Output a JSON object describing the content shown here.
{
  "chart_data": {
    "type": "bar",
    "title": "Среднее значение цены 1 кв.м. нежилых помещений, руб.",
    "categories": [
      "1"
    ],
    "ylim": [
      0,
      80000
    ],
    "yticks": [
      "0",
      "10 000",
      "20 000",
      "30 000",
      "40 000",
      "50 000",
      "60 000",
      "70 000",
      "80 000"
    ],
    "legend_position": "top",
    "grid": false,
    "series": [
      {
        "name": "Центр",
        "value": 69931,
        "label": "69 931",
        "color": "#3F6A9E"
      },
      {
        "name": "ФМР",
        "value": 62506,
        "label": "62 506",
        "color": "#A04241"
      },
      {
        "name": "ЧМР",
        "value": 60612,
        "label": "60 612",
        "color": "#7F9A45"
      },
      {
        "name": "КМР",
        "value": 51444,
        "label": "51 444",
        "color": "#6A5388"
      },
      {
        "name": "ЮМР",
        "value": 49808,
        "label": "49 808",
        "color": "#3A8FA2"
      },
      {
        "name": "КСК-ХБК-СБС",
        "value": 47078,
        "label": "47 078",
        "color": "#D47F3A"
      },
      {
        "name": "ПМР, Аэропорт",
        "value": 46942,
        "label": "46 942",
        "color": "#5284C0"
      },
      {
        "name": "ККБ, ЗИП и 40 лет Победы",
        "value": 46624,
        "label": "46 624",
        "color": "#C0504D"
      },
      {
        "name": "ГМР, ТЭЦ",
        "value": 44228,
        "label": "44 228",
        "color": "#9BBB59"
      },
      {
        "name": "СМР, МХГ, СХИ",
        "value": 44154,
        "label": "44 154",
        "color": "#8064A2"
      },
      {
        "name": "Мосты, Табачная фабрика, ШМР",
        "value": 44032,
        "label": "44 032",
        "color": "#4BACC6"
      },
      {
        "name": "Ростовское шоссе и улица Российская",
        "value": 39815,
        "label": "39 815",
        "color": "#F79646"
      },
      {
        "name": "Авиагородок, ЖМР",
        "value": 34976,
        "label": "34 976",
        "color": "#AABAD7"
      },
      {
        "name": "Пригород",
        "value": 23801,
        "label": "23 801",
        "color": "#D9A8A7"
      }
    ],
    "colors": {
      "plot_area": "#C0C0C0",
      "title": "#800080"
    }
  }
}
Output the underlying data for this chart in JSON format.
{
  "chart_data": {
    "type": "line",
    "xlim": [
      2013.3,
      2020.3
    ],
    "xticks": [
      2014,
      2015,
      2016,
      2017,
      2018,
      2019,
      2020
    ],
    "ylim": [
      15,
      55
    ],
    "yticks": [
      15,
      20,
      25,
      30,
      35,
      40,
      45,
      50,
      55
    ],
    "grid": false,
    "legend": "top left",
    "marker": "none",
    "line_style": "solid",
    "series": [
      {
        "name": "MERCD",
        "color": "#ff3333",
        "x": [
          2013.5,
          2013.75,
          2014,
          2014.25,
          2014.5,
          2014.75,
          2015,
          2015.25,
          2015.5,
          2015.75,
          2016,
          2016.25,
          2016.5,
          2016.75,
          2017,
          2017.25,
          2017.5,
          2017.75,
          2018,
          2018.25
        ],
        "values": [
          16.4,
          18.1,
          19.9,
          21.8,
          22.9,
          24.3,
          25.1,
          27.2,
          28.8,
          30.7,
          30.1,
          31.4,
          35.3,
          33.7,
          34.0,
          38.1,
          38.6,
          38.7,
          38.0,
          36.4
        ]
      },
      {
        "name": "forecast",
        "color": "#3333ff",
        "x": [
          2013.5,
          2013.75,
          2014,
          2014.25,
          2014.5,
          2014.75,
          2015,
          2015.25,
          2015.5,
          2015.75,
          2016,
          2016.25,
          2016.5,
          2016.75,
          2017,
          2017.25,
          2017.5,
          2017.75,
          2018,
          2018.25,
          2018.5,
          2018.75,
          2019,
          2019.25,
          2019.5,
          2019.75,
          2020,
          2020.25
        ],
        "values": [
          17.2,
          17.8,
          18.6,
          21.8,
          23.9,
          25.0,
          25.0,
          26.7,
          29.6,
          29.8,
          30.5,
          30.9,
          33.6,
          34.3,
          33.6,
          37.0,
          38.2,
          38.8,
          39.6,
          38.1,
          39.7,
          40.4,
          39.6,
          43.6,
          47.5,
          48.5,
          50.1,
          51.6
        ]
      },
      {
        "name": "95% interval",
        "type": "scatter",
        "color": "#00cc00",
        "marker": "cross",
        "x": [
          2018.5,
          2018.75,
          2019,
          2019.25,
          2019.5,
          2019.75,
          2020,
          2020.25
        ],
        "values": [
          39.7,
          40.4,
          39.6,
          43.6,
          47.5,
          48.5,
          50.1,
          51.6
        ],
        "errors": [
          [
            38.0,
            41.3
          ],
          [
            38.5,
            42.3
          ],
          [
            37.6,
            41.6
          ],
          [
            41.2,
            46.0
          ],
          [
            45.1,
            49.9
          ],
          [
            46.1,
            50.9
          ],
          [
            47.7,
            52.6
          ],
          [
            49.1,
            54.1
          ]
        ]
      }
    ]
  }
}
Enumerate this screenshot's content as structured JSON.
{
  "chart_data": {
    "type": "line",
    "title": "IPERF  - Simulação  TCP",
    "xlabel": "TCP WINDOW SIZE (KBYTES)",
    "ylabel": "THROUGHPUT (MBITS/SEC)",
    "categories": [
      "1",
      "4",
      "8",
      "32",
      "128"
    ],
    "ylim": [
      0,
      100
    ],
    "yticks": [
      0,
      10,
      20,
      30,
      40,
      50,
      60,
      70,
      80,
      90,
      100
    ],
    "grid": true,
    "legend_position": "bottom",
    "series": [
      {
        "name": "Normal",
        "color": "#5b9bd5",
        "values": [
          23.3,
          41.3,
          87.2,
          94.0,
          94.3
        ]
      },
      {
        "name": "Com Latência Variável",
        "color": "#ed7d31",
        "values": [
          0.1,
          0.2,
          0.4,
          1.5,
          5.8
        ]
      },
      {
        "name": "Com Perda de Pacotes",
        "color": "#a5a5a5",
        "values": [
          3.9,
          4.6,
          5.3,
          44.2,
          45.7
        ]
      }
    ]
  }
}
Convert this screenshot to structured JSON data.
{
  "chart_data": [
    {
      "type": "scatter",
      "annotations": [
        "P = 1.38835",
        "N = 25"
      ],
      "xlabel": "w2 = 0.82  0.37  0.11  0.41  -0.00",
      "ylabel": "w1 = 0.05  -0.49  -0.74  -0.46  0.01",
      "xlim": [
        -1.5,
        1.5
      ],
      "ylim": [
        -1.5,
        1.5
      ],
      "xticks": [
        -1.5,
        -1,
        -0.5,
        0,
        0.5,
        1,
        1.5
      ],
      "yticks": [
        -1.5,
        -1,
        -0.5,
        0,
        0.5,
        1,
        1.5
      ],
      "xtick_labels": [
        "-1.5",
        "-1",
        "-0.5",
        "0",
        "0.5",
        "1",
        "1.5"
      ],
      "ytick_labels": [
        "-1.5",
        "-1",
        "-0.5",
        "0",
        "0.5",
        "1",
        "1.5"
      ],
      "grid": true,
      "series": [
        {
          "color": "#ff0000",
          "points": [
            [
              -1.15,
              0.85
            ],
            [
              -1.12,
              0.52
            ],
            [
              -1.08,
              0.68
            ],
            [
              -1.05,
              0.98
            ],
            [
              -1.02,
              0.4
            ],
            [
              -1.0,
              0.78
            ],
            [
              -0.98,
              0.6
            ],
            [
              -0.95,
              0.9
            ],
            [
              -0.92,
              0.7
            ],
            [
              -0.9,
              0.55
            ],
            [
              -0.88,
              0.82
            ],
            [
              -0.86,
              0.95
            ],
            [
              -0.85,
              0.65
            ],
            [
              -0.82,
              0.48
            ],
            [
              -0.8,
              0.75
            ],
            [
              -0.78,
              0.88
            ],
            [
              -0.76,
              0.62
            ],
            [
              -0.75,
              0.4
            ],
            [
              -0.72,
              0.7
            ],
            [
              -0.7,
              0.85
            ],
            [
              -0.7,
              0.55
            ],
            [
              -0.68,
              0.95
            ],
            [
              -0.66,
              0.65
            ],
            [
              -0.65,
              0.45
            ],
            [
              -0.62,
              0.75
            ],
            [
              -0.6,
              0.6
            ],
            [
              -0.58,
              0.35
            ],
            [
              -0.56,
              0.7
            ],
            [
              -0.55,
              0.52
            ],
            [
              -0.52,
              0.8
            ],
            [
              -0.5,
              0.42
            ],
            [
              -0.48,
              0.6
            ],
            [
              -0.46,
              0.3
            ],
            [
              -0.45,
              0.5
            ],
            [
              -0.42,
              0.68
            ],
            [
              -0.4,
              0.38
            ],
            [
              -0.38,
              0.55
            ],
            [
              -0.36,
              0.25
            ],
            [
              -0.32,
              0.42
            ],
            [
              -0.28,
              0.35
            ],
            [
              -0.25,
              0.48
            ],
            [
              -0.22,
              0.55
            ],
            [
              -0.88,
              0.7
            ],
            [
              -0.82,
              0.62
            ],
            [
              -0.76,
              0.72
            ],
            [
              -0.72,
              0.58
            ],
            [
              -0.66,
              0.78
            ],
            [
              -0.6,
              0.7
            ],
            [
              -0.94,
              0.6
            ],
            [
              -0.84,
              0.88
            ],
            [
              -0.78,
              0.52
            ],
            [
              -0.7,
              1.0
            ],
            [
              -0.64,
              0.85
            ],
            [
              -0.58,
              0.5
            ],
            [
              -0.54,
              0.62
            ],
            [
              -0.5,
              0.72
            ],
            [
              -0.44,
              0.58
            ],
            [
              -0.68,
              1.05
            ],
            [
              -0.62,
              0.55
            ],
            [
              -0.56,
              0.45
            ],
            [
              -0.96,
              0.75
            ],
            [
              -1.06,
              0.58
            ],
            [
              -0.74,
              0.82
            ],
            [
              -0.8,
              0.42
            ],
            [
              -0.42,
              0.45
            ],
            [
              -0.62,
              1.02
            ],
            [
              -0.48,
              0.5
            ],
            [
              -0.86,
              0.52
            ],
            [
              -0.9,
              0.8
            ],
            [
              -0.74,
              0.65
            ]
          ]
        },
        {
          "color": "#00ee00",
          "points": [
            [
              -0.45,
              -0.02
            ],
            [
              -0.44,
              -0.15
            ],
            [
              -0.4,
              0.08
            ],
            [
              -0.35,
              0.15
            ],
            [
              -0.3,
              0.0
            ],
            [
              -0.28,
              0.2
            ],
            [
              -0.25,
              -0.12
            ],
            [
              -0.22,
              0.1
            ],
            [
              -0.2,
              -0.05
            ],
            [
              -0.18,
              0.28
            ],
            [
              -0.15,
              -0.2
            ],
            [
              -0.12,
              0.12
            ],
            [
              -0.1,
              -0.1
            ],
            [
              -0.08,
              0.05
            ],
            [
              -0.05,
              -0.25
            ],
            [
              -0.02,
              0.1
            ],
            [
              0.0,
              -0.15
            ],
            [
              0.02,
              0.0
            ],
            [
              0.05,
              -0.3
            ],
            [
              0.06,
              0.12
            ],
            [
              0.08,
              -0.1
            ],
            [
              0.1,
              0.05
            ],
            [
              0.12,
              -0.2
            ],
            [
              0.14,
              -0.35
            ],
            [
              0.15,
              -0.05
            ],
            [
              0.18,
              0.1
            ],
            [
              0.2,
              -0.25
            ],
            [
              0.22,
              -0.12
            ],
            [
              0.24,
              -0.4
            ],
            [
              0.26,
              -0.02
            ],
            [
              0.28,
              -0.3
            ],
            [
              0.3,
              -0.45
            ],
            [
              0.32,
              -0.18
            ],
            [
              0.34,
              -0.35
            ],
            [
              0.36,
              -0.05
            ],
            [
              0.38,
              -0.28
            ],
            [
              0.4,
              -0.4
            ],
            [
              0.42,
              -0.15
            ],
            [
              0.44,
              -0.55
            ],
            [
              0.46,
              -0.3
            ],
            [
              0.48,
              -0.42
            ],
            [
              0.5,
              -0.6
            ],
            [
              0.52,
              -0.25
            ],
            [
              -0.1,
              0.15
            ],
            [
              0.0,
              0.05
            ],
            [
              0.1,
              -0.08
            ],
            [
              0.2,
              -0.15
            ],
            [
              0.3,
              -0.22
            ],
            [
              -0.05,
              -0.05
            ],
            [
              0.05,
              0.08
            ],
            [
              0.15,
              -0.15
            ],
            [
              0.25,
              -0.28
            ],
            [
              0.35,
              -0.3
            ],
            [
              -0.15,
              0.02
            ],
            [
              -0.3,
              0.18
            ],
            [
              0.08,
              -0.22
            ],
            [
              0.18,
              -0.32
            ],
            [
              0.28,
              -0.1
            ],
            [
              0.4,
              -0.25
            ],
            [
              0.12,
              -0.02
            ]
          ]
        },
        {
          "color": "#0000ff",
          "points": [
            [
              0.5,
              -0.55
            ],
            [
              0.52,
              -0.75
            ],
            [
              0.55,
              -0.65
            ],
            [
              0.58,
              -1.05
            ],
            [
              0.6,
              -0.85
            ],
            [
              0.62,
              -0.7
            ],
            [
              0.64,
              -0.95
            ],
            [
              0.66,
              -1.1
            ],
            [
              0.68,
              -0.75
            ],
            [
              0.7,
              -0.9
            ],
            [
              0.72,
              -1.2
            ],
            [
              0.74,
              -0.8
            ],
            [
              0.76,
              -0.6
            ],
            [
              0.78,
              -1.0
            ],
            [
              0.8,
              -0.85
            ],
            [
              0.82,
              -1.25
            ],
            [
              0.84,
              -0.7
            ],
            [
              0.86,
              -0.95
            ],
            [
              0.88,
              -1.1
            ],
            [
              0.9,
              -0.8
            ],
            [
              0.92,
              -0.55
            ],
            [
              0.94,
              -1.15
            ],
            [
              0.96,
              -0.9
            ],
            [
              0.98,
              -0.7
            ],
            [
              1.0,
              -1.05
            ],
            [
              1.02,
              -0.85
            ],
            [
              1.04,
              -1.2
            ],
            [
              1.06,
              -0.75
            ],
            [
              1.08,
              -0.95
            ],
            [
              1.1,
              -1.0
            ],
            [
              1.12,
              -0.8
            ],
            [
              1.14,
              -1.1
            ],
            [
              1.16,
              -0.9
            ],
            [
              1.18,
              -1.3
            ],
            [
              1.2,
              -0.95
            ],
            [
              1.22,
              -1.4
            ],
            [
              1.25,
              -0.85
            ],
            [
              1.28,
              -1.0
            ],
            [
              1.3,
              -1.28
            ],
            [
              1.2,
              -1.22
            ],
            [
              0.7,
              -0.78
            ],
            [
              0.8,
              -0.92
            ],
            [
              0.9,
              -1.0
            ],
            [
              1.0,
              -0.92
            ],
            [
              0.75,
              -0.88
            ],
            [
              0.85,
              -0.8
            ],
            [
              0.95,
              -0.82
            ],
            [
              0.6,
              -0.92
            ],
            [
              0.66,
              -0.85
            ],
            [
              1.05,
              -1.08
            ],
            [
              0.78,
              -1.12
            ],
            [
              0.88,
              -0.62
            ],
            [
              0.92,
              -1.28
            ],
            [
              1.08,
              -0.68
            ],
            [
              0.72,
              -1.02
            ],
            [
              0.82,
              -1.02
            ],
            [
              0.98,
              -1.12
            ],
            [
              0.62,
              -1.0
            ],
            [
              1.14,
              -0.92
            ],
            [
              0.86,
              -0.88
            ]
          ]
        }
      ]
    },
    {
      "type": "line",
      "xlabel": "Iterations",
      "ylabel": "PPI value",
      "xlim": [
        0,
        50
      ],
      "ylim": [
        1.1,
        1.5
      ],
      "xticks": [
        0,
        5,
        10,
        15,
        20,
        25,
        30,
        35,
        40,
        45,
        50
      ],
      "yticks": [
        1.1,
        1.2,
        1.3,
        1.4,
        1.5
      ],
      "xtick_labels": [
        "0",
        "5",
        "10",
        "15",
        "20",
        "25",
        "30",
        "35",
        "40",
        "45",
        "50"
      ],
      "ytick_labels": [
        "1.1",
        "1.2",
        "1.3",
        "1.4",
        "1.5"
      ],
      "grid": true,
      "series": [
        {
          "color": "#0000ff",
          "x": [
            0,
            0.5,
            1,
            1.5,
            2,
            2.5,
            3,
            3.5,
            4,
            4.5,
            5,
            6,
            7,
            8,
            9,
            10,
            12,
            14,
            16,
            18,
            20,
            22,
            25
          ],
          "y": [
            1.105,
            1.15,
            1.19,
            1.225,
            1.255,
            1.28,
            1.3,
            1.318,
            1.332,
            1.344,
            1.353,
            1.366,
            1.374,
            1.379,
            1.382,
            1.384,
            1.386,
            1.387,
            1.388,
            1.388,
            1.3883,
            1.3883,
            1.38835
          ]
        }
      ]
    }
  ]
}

Task to complete
Search the listing for the string "JSON". Copy each line where it turns up.

Result
Output a JSON object describing the content shown here.
Output the underlying data for this chart in JSON format.
Enumerate this screenshot's content as structured JSON.
Convert this screenshot to structured JSON data.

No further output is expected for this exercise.